• **WHAT YOU SHOULD DO**
Count how many lines of the records below contain the word "networks". Give only the number.

• **Recorded data**
§

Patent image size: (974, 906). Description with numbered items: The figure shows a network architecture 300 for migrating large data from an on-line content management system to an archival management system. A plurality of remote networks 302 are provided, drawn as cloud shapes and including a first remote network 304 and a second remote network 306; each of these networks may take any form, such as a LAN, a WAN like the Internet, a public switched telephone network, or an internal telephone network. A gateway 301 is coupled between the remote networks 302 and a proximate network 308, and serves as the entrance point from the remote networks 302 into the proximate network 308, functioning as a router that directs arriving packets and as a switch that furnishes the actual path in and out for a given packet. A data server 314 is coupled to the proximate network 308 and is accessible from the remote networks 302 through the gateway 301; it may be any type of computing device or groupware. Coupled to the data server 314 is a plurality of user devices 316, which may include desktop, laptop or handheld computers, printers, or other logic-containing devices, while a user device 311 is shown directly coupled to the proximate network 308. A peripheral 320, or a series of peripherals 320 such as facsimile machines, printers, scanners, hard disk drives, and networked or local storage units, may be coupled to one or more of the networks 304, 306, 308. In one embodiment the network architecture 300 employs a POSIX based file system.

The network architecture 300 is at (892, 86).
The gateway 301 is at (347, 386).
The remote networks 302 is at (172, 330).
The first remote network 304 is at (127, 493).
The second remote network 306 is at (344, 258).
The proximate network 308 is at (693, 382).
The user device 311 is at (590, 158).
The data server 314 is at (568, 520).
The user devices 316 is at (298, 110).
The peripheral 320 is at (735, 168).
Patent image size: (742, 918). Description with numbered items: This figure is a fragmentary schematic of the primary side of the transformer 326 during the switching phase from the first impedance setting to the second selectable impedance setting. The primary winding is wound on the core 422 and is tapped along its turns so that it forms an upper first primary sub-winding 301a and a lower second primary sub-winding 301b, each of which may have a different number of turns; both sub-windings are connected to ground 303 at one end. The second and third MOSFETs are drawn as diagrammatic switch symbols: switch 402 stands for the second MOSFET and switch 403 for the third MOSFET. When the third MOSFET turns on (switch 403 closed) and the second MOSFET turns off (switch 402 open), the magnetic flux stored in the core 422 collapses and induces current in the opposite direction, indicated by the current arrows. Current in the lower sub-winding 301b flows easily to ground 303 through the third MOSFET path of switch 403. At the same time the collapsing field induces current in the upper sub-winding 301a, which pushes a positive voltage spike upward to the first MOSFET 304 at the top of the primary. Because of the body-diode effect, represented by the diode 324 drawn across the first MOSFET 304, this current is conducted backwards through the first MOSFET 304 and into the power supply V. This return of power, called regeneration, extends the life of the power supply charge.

§

• **IN RESPONSE**
2